Dataset records —

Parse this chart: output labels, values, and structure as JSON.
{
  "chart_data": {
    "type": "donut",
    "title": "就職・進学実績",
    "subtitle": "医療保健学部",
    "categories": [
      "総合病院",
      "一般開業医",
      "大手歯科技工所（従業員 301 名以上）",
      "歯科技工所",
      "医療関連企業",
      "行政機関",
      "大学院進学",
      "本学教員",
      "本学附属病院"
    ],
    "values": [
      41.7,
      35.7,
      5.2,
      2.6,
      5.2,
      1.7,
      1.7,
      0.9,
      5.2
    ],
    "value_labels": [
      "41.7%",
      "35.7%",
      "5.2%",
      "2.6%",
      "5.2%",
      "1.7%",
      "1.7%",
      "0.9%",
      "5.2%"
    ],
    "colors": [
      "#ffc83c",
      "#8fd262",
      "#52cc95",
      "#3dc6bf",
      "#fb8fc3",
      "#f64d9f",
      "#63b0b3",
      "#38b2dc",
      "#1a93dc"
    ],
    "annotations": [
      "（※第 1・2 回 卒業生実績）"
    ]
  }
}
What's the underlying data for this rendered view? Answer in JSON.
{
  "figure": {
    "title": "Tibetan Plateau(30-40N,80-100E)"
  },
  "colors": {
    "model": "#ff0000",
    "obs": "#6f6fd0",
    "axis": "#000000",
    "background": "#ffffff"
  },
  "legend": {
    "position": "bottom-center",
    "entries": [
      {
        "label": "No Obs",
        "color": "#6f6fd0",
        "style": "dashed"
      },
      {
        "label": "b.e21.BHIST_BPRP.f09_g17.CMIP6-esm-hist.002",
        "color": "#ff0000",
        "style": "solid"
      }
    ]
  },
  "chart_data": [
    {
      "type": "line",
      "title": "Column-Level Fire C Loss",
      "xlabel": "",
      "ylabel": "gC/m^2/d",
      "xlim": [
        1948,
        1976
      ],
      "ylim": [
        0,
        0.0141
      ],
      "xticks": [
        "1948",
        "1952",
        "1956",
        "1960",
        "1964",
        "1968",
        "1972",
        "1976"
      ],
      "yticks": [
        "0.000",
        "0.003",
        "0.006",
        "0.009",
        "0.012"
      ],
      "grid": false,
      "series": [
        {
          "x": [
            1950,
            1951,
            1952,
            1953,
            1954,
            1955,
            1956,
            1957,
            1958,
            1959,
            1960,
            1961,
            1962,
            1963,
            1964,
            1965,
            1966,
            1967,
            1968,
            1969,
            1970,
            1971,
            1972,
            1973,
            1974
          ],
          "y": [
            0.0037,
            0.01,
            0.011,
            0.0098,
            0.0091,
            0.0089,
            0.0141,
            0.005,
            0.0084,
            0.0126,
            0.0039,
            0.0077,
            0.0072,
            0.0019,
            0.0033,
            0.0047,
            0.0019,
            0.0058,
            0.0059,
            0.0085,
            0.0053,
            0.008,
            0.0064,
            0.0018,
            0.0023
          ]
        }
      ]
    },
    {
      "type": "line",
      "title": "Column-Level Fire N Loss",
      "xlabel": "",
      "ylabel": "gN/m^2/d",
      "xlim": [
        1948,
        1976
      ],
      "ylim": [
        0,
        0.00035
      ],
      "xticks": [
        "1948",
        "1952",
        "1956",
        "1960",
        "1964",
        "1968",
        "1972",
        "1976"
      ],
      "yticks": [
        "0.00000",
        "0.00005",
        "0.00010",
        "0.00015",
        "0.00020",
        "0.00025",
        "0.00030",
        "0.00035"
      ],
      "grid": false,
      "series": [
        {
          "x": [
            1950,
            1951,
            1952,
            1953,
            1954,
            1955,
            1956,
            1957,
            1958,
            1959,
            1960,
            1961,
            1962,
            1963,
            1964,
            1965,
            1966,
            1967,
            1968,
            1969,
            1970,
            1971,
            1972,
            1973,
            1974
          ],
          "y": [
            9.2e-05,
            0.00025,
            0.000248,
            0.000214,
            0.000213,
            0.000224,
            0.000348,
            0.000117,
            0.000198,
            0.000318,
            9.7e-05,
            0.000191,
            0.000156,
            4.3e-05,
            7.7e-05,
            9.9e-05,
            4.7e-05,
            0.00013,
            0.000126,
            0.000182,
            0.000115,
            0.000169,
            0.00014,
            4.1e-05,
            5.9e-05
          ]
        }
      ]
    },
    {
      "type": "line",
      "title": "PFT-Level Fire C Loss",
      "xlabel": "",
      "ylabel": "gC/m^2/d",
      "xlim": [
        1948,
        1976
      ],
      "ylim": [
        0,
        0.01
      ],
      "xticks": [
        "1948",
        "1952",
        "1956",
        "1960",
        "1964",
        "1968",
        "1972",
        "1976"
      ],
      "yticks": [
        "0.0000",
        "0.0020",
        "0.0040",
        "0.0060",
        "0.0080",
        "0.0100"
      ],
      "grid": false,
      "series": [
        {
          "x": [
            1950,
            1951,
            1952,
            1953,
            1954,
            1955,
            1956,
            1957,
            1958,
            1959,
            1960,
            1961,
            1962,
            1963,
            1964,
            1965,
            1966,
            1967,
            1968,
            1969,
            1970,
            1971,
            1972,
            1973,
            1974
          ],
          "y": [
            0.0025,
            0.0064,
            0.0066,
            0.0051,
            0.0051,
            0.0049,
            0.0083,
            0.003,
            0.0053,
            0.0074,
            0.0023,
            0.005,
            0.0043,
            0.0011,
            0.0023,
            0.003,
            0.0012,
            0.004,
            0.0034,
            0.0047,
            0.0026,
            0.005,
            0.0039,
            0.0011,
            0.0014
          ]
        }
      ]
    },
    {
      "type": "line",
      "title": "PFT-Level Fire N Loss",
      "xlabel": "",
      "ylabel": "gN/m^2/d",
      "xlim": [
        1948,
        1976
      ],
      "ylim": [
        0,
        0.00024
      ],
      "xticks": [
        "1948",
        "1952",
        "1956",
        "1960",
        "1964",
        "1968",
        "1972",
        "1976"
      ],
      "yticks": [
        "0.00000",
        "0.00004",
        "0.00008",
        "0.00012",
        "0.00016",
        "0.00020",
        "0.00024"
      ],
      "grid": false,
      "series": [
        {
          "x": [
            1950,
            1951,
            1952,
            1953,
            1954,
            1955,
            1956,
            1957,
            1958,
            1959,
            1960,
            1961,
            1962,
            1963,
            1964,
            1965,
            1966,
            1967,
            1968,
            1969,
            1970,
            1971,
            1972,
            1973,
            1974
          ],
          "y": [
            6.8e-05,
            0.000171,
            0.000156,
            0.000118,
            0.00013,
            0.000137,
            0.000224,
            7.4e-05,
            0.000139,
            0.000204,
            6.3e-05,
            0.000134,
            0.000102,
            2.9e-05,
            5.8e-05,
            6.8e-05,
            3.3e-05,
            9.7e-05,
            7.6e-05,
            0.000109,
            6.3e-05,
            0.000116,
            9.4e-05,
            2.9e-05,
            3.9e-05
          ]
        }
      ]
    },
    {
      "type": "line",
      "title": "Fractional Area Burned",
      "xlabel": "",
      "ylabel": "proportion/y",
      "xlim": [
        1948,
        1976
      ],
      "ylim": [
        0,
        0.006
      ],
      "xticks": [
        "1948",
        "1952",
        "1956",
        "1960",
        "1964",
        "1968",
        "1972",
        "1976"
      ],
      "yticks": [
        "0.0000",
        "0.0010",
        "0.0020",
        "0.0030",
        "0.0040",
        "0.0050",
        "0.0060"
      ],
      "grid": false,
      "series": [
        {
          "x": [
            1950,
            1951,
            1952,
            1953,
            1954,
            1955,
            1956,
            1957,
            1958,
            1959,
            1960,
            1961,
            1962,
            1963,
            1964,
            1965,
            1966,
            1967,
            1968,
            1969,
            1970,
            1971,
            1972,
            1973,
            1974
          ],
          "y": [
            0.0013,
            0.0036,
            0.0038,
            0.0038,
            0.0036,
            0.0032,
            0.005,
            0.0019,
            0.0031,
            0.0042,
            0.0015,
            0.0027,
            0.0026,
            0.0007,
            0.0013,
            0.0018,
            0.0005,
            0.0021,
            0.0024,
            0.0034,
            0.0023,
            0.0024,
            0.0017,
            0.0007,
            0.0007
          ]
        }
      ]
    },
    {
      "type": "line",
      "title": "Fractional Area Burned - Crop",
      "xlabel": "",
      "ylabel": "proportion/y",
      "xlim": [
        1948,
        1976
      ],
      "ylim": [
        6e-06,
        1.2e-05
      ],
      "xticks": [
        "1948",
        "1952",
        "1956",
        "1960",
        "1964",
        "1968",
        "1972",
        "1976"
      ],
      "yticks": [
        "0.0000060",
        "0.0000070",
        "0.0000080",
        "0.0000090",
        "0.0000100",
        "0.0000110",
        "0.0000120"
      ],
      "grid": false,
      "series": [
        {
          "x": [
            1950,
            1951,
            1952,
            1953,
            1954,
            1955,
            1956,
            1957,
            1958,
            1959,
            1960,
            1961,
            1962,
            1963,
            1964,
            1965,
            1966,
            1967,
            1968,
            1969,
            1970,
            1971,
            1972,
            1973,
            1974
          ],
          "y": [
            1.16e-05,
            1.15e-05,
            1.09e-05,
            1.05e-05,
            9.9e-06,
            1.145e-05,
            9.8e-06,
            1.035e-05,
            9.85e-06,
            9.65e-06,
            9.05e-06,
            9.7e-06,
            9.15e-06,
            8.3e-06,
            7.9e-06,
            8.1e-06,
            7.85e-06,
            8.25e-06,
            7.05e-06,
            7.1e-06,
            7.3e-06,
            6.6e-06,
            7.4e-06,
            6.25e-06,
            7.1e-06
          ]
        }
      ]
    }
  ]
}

Problem to work on —
Pull every line holding "Level" out of the records.

Response to the exercise —
      "title": "Column-Level Fire C Loss",
      "title": "Column-Level Fire N Loss",
      "title": "PFT-Level Fire C Loss",
      "title": "PFT-Level Fire N Loss",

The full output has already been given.